Task requirements: Find the word "RHSA" in the material below and gather every line that contains it.

Extracted entries:
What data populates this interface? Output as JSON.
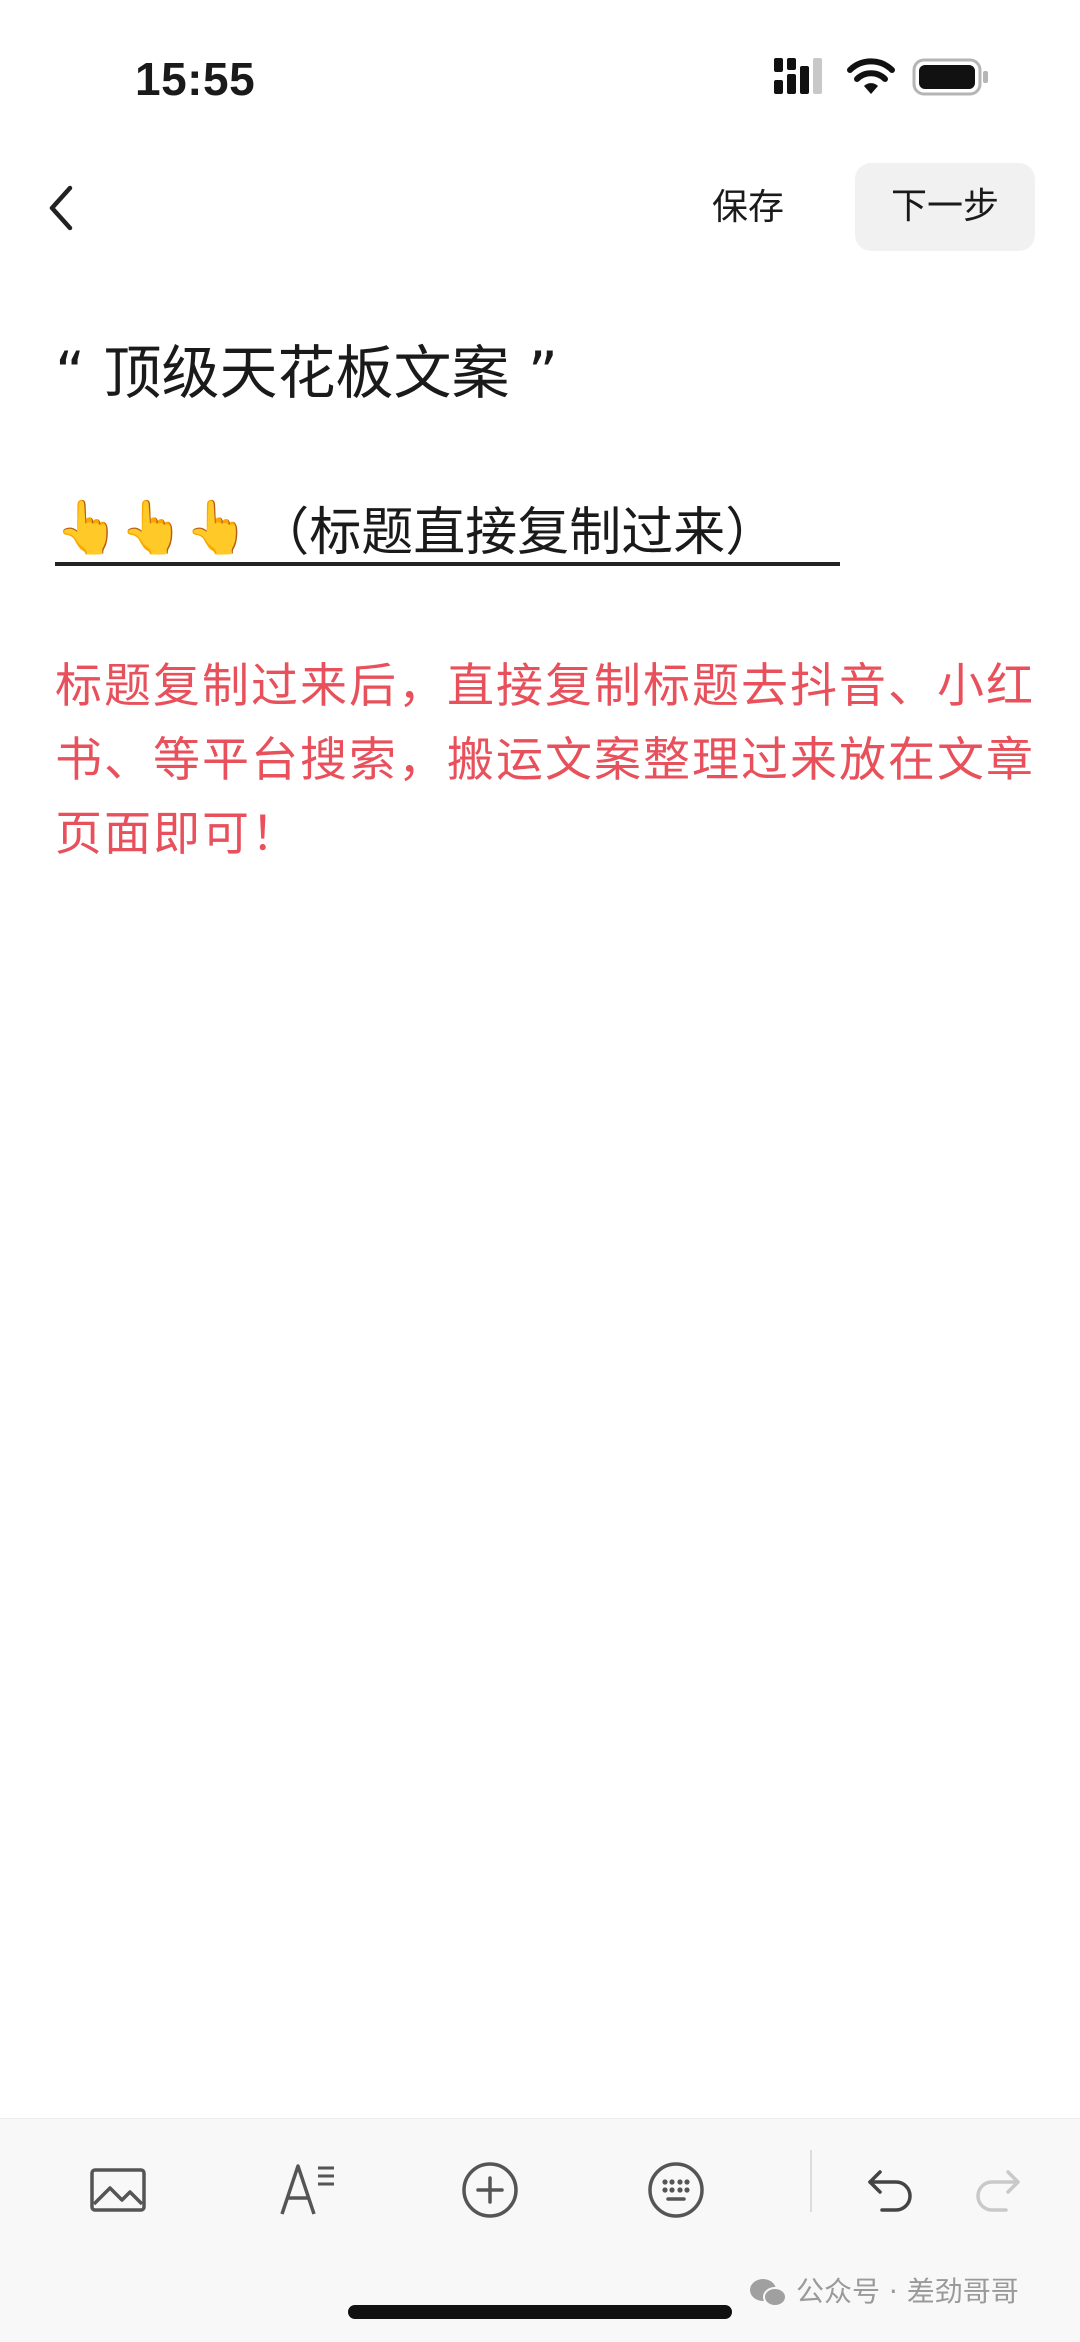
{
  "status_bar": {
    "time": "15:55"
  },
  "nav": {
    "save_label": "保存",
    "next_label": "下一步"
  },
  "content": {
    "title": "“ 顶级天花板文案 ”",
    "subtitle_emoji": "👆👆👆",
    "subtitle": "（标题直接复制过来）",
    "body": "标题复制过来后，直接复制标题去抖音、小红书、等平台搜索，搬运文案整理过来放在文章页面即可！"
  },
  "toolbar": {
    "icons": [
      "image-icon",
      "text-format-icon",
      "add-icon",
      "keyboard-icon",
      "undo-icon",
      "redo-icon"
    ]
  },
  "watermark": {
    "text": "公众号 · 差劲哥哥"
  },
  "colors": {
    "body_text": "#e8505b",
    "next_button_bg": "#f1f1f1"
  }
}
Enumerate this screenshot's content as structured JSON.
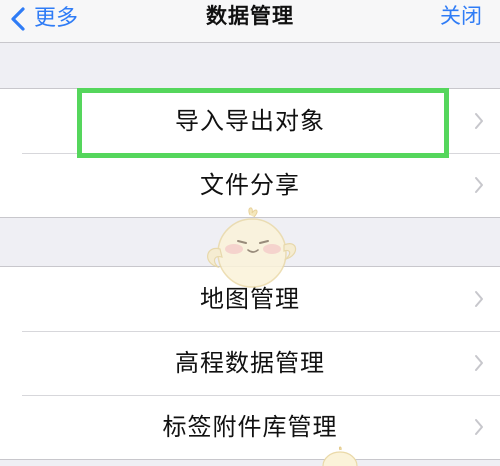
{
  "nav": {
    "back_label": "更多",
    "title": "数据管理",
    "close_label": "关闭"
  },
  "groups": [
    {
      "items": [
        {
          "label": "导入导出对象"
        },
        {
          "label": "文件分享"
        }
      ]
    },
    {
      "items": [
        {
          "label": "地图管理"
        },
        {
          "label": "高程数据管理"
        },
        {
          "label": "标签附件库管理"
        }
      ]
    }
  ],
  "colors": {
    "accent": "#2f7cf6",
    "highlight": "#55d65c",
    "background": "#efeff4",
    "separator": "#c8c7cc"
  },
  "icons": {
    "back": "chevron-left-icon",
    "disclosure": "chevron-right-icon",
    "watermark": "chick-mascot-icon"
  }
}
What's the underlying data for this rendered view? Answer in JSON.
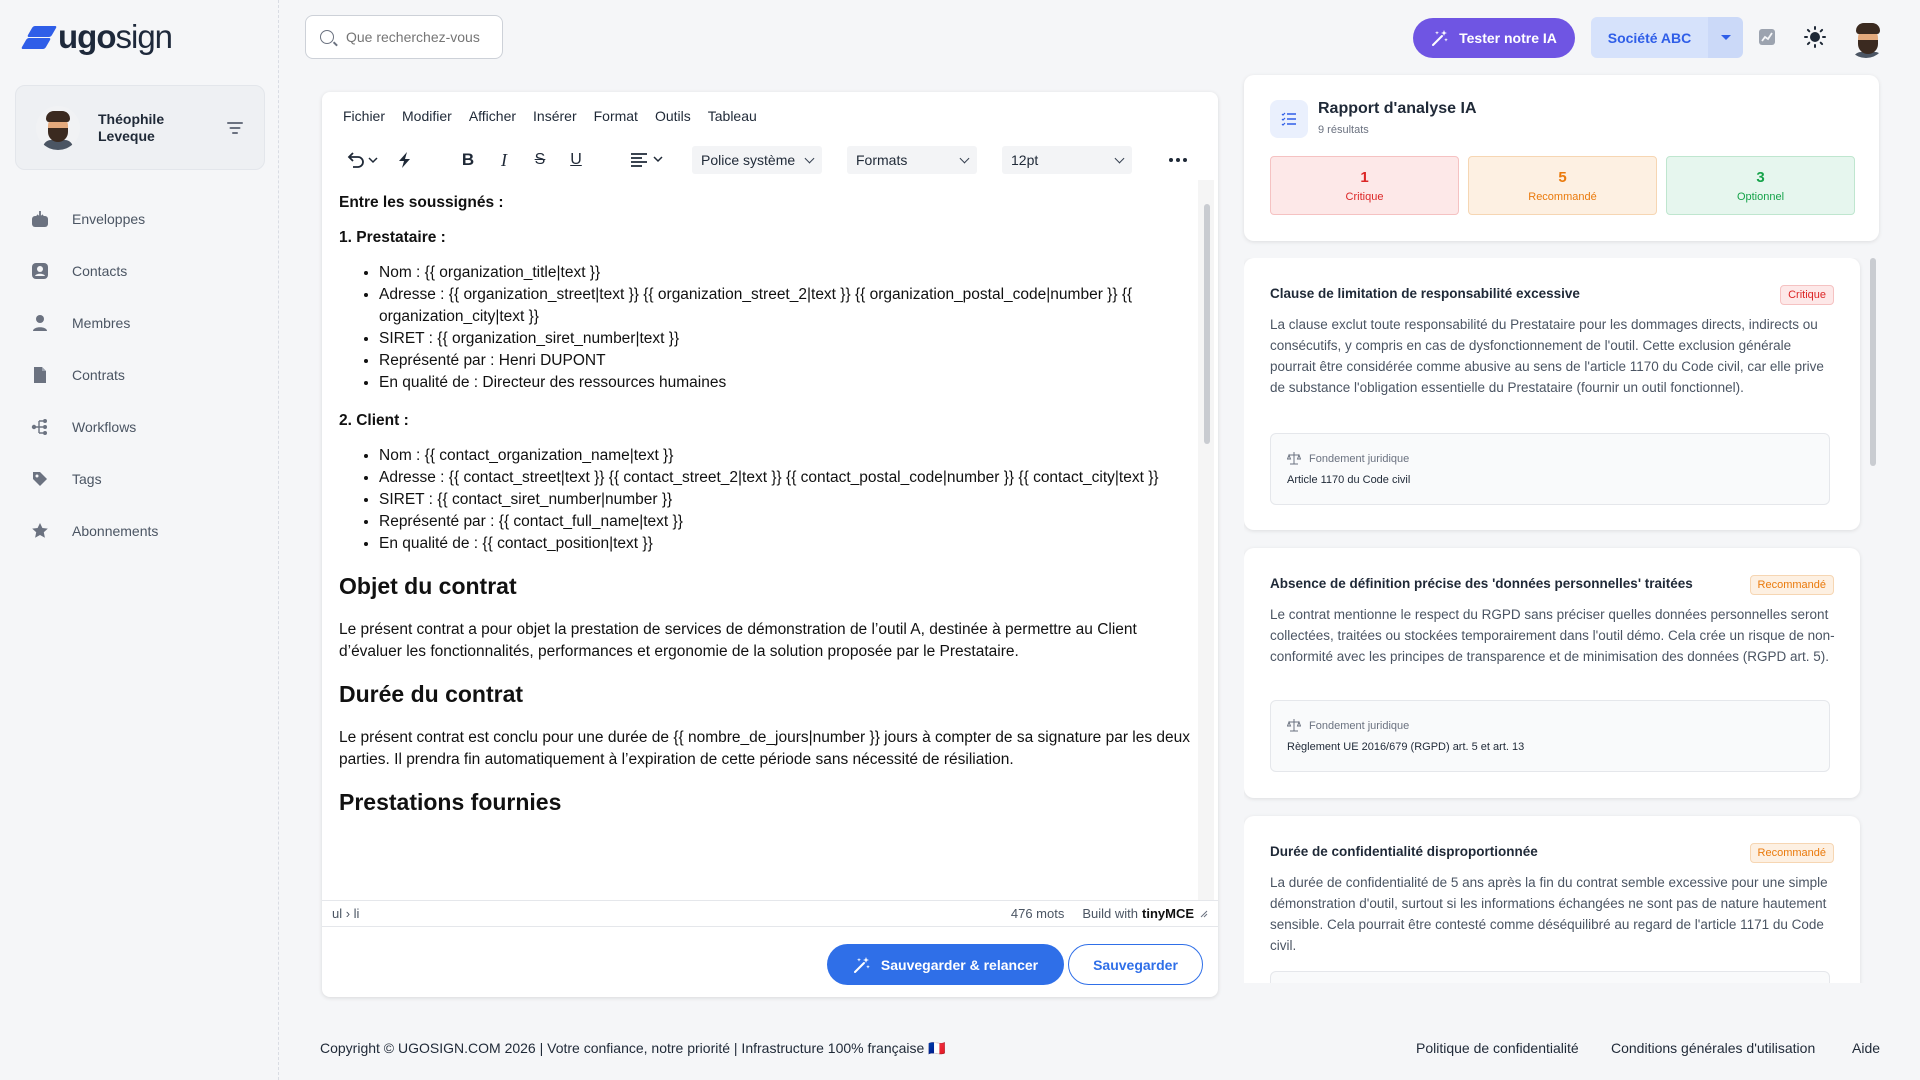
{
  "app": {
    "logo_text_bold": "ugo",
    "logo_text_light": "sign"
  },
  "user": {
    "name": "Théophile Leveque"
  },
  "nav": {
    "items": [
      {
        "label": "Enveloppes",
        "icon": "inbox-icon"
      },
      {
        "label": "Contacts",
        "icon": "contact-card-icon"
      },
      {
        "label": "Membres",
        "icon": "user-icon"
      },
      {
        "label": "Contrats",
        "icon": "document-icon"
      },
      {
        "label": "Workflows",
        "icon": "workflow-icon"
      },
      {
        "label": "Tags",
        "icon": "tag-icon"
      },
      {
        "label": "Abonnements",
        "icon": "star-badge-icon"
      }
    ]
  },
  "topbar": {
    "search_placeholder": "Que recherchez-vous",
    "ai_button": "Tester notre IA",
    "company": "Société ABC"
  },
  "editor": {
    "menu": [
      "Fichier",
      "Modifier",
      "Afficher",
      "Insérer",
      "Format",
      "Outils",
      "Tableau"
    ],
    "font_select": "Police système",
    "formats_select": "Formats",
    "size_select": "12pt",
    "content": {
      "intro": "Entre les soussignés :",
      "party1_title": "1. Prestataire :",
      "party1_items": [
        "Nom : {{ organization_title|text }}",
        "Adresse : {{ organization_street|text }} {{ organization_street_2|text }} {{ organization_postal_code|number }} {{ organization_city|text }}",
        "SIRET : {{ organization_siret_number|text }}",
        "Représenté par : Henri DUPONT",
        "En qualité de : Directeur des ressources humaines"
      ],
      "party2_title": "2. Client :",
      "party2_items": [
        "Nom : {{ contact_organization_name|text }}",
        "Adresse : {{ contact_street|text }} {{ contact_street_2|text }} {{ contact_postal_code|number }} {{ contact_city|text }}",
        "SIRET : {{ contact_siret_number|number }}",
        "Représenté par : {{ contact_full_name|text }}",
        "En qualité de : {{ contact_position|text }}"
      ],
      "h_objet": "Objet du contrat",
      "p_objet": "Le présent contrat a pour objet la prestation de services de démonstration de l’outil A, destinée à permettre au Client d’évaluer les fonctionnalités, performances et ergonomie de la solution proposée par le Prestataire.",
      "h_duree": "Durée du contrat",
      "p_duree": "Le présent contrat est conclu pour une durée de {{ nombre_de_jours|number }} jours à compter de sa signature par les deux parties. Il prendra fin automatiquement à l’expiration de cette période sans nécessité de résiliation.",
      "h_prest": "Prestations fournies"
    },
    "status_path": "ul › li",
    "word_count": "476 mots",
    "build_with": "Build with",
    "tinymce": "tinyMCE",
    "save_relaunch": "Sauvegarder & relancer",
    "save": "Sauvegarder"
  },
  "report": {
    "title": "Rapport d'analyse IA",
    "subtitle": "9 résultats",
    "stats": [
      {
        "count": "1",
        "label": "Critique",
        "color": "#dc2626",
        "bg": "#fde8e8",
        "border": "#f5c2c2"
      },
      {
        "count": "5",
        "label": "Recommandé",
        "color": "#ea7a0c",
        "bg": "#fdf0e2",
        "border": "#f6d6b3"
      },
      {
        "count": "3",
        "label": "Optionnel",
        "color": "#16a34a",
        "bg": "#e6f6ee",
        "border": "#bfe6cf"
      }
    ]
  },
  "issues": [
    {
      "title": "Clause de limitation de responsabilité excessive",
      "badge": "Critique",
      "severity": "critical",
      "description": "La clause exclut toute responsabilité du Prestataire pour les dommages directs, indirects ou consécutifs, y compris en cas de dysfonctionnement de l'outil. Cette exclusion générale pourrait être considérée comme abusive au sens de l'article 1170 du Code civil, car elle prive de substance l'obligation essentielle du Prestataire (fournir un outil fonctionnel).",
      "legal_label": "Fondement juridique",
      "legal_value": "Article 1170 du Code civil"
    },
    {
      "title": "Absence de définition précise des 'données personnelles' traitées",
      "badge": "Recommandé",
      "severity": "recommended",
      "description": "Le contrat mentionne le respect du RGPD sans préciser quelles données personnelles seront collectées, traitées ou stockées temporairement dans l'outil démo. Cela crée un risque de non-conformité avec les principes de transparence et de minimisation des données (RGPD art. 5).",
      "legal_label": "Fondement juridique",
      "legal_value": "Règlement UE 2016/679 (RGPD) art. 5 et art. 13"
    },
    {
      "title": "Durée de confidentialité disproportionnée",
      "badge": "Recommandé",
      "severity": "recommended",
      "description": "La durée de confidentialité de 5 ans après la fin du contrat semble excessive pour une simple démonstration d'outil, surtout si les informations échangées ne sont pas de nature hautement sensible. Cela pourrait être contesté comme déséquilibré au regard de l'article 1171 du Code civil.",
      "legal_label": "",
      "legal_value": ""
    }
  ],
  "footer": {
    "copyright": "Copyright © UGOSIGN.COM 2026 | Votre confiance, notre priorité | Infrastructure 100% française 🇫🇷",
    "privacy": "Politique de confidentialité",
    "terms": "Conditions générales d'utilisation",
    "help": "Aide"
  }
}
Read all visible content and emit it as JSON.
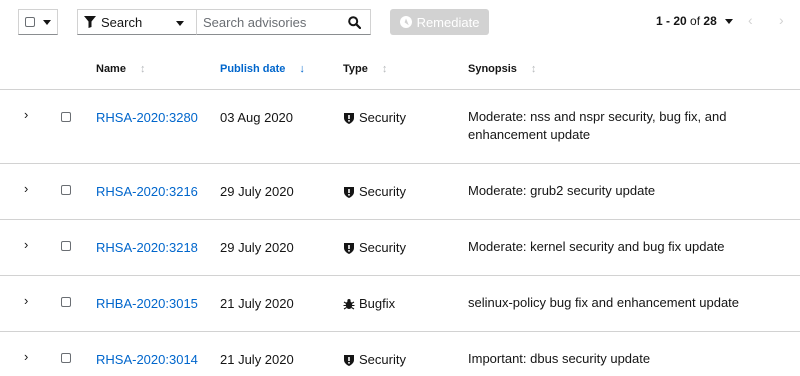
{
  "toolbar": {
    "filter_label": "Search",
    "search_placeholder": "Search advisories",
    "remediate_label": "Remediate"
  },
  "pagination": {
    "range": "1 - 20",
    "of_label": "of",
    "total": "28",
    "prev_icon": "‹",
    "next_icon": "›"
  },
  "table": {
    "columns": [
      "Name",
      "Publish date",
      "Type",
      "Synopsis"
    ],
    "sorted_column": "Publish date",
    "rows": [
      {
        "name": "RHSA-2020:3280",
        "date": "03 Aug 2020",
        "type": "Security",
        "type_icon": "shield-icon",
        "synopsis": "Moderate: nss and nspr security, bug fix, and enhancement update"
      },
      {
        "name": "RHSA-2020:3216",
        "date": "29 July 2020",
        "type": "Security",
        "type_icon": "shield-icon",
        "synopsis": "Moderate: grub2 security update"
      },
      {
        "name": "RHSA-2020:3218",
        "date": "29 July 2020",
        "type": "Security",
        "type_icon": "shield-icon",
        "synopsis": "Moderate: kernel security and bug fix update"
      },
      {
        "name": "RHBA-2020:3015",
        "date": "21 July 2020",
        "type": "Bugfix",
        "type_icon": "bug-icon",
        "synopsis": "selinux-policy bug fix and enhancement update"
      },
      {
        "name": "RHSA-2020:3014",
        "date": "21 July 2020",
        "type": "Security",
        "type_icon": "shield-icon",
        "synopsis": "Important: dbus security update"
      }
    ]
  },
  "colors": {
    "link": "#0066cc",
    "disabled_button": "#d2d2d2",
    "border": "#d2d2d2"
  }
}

Finished exercise:
        "name": "RHSA-2020:3280",
        "name": "RHSA-2020:3216",
        "name": "RHSA-2020:3218",
        "name": "RHSA-2020:3014",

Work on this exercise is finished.